**Work to do**
Gather, from the data below, each line in which the word "frac" occurs.

>>>>>

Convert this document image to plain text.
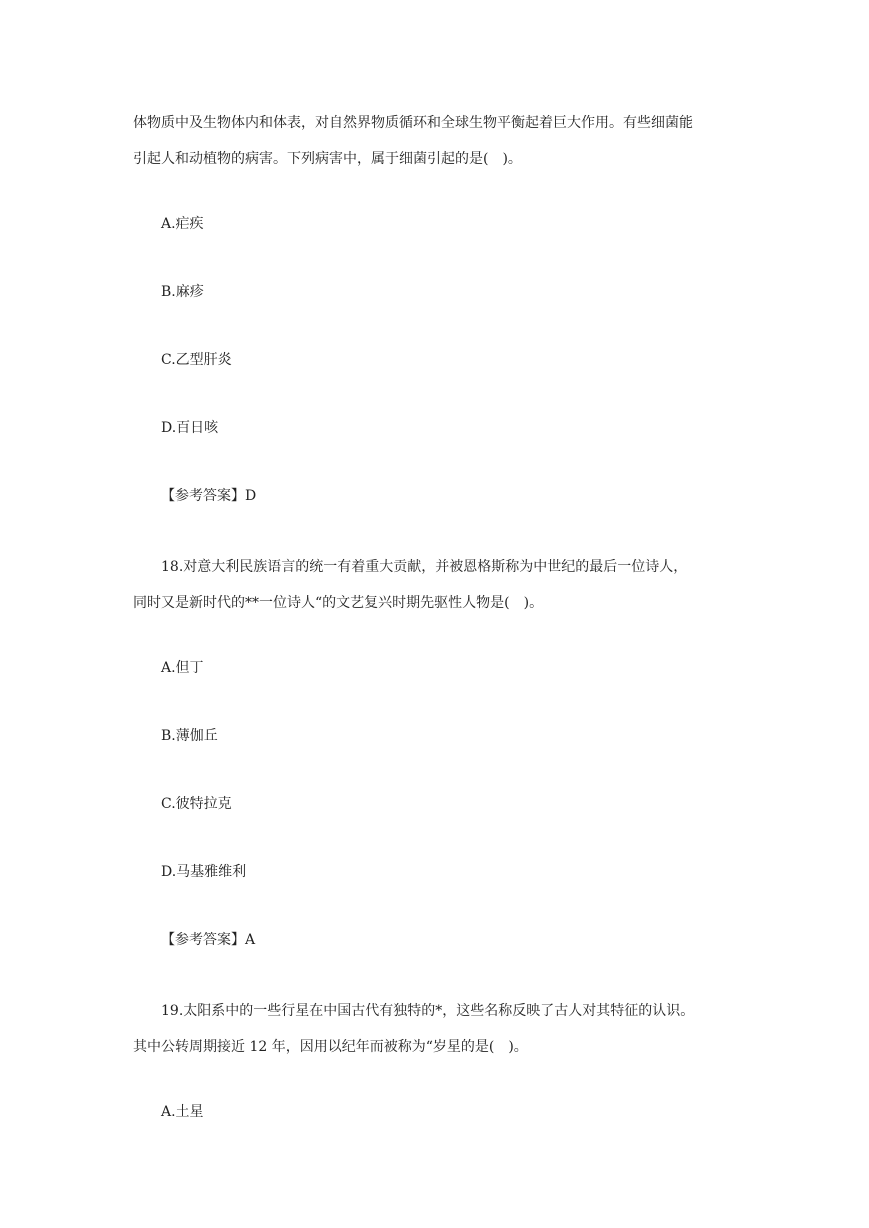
体物质中及生物体内和体表，对自然界物质循环和全球生物平衡起着巨大作用。有些细菌能
引起人和动植物的病害。下列病害中，属于细菌引起的是(　)。
A.疟疾
B.麻疹
C.乙型肝炎
D.百日咳
【参考答案】D
18.对意大利民族语言的统一有着重大贡献，并被恩格斯称为中世纪的最后一位诗人，
同时又是新时代的**一位诗人“的文艺复兴时期先驱性人物是(　)。
A.但丁
B.薄伽丘
C.彼特拉克
D.马基雅维利
【参考答案】A
19.太阳系中的一些行星在中国古代有独特的*，这些名称反映了古人对其特征的认识。
其中公转周期接近 12 年，因用以纪年而被称为“岁星的是(　)。
A.土星
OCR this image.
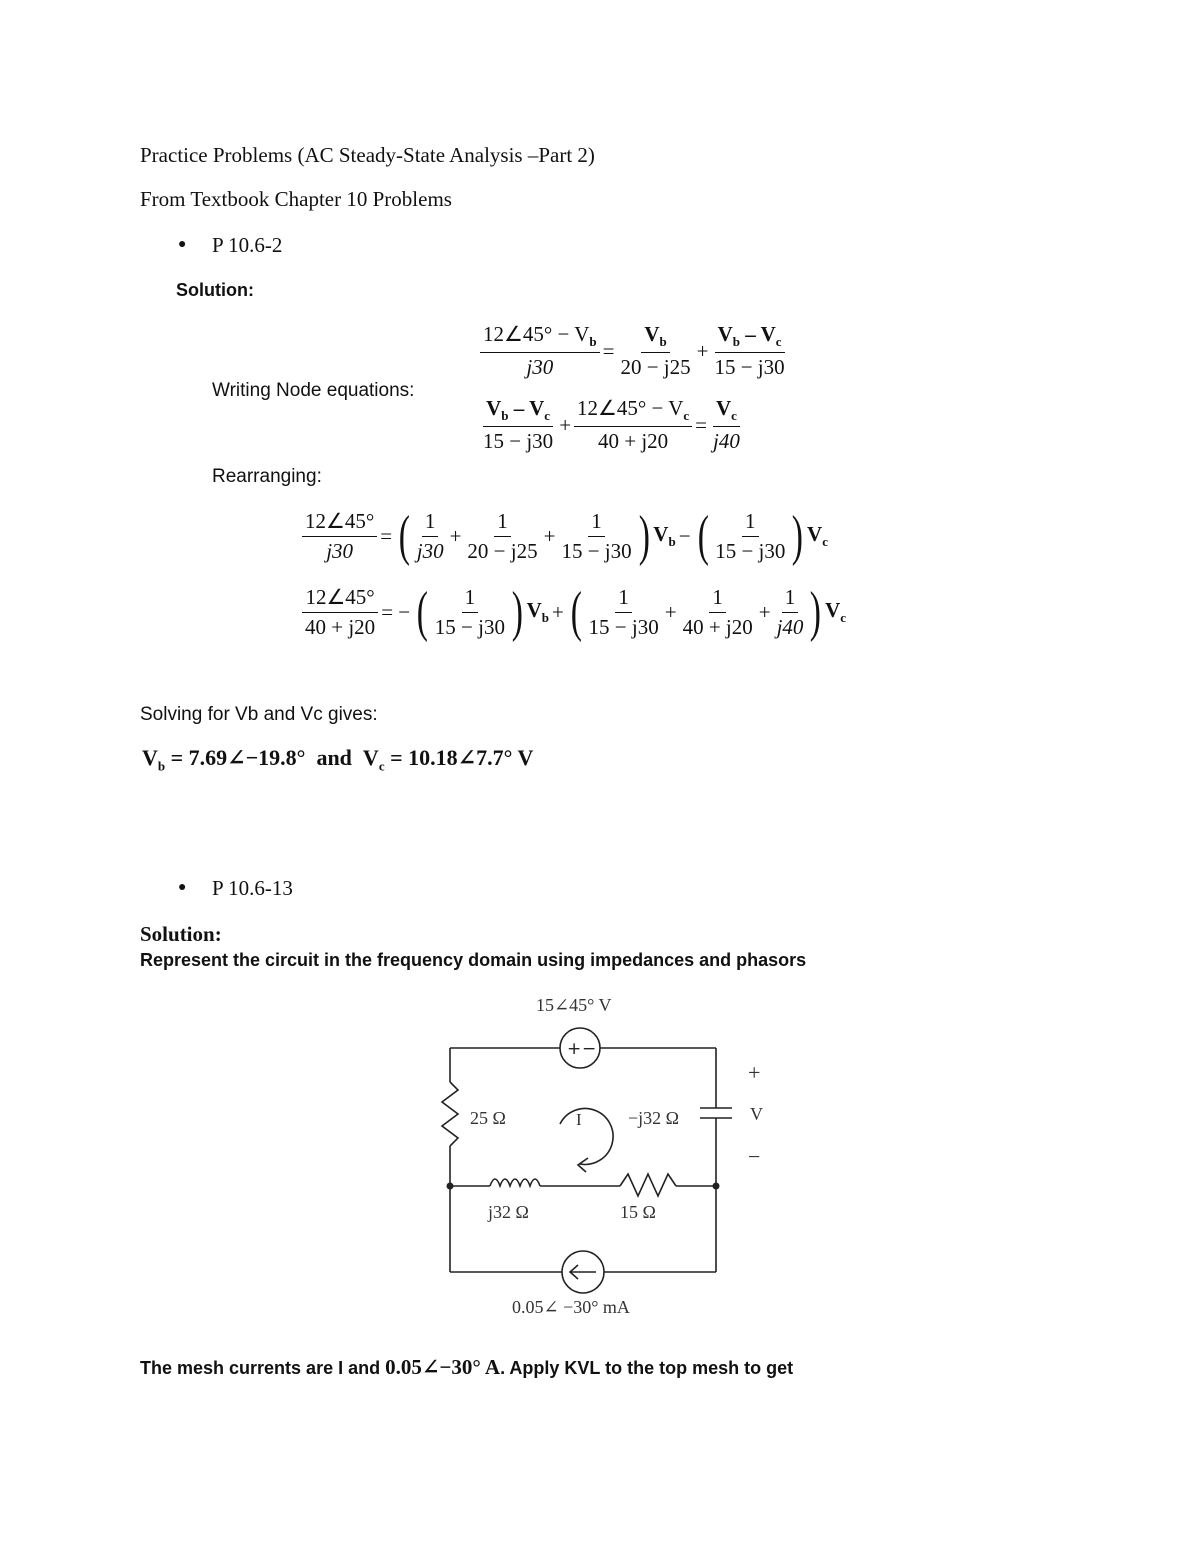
Practice Problems (AC Steady-State Analysis –Part 2)
From Textbook Chapter 10 Problems
● P 10.6-2
Solution:
Writing Node equations:
$\frac{12\angle 45^\circ - V_b}{j30} = \frac{V_b}{20 - j25} + \frac{V_b - V_c}{15 - j30}$
$\frac{V_b - V_c}{15 - j30} + \frac{12\angle 45^\circ - V_c}{40 + j20} = \frac{V_c}{j40}$
Rearranging:
$\frac{12\angle 45^\circ}{j30}$ = ( $\frac{1}{j30} + \frac{1}{20 - j25} + \frac{1}{15 - j30}$ ) $V_b$ − ( $\frac{1}{15 - j30}$ ) $V_c$
$\frac{12\angle 45^\circ}{40 + j20}$ = − ( $\frac{1}{15 - j30}$ ) $V_b$ + ( $\frac{1}{15 - j30} + \frac{1}{40 + j20} + \frac{1}{j40}$ ) $V_c$
Solving for Vb and Vc gives:
$V_b$ = 7.69∠−19.8° and  $V_c$ = 10.18∠7.7° V
● P 10.6-13
Solution:
Represent the circuit in the frequency domain using impedances and phasors
+ −
15∠45° V
25 Ω	I	−j32 Ω
+
V
−
j32 Ω	15 Ω
0.05∠ −30° mA
The mesh currents are I and 0.05∠−30° A. Apply KVL to the top mesh to get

<<<<<

**Worked answer**
$\frac{12\angle 45^\circ - V_b}{j30} = \frac{V_b}{20 - j25} + \frac{V_b - V_c}{15 - j30}$
$\frac{V_b - V_c}{15 - j30} + \frac{12\angle 45^\circ - V_c}{40 + j20} = \frac{V_c}{j40}$
$\frac{12\angle 45^\circ}{j30}$ = ( $\frac{1}{j30} + \frac{1}{20 - j25} + \frac{1}{15 - j30}$ ) $V_b$ − ( $\frac{1}{15 - j30}$ ) $V_c$
$\frac{12\angle 45^\circ}{40 + j20}$ = − ( $\frac{1}{15 - j30}$ ) $V_b$ + ( $\frac{1}{15 - j30} + \frac{1}{40 + j20} + \frac{1}{j40}$ ) $V_c$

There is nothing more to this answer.